- [DATA TO USE]

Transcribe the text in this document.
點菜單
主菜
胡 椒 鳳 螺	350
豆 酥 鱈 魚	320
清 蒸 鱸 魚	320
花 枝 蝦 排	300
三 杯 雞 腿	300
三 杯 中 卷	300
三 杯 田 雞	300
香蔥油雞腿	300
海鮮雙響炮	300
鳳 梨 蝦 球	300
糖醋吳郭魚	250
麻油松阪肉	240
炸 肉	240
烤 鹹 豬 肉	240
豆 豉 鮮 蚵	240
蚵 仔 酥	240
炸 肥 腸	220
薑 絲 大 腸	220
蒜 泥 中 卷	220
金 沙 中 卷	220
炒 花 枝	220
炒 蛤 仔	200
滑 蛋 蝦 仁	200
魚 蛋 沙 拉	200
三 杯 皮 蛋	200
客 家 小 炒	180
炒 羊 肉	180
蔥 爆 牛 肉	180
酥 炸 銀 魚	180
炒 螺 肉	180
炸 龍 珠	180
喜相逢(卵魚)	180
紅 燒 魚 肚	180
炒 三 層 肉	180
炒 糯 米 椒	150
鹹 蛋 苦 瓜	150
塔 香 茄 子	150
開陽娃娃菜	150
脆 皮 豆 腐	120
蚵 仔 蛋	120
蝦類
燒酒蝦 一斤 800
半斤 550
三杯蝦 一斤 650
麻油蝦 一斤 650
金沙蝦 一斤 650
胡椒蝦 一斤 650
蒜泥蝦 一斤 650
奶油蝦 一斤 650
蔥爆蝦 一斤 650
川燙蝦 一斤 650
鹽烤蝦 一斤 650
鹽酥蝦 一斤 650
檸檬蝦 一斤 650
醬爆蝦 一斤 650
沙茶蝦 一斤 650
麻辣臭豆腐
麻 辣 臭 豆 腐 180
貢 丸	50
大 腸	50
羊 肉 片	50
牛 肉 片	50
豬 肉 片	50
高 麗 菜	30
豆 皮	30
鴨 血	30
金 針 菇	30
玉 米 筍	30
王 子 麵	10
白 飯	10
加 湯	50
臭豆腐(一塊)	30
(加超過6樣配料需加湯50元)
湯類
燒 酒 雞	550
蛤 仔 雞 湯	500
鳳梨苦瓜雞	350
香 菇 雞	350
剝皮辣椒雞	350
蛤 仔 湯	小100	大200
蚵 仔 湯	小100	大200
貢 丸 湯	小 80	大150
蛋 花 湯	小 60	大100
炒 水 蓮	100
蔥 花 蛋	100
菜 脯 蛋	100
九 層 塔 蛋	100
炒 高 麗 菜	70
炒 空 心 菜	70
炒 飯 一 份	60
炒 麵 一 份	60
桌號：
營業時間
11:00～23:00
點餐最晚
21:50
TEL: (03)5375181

- [EXERCISE BRIEF] Repeat the listing above without any change.

- [ANSWER TO THE EXERCISE]
Transcribe the text in this document.
點菜單
主菜
胡 椒 鳳 螺	350
豆 酥 鱈 魚	320
清 蒸 鱸 魚	320
花 枝 蝦 排	300
三 杯 雞 腿	300
三 杯 中 卷	300
三 杯 田 雞	300
香蔥油雞腿	300
海鮮雙響炮	300
鳳 梨 蝦 球	300
糖醋吳郭魚	250
麻油松阪肉	240
炸 肉	240
烤 鹹 豬 肉	240
豆 豉 鮮 蚵	240
蚵 仔 酥	240
炸 肥 腸	220
薑 絲 大 腸	220
蒜 泥 中 卷	220
金 沙 中 卷	220
炒 花 枝	220
炒 蛤 仔	200
滑 蛋 蝦 仁	200
魚 蛋 沙 拉	200
三 杯 皮 蛋	200
客 家 小 炒	180
炒 羊 肉	180
蔥 爆 牛 肉	180
酥 炸 銀 魚	180
炒 螺 肉	180
炸 龍 珠	180
喜相逢(卵魚)	180
紅 燒 魚 肚	180
炒 三 層 肉	180
炒 糯 米 椒	150
鹹 蛋 苦 瓜	150
塔 香 茄 子	150
開陽娃娃菜	150
脆 皮 豆 腐	120
蚵 仔 蛋	120
蝦類
燒酒蝦 一斤 800
半斤 550
三杯蝦 一斤 650
麻油蝦 一斤 650
金沙蝦 一斤 650
胡椒蝦 一斤 650
蒜泥蝦 一斤 650
奶油蝦 一斤 650
蔥爆蝦 一斤 650
川燙蝦 一斤 650
鹽烤蝦 一斤 650
鹽酥蝦 一斤 650
檸檬蝦 一斤 650
醬爆蝦 一斤 650
沙茶蝦 一斤 650
麻辣臭豆腐
麻 辣 臭 豆 腐 180
貢 丸	50
大 腸	50
羊 肉 片	50
牛 肉 片	50
豬 肉 片	50
高 麗 菜	30
豆 皮	30
鴨 血	30
金 針 菇	30
玉 米 筍	30
王 子 麵	10
白 飯	10
加 湯	50
臭豆腐(一塊)	30
(加超過6樣配料需加湯50元)
湯類
燒 酒 雞	550
蛤 仔 雞 湯	500
鳳梨苦瓜雞	350
香 菇 雞	350
剝皮辣椒雞	350
蛤 仔 湯	小100	大200
蚵 仔 湯	小100	大200
貢 丸 湯	小 80	大150
蛋 花 湯	小 60	大100
炒 水 蓮	100
蔥 花 蛋	100
菜 脯 蛋	100
九 層 塔 蛋	100
炒 高 麗 菜	70
炒 空 心 菜	70
炒 飯 一 份	60
炒 麵 一 份	60
桌號：
營業時間
11:00～23:00
點餐最晚
21:50
TEL: (03)5375181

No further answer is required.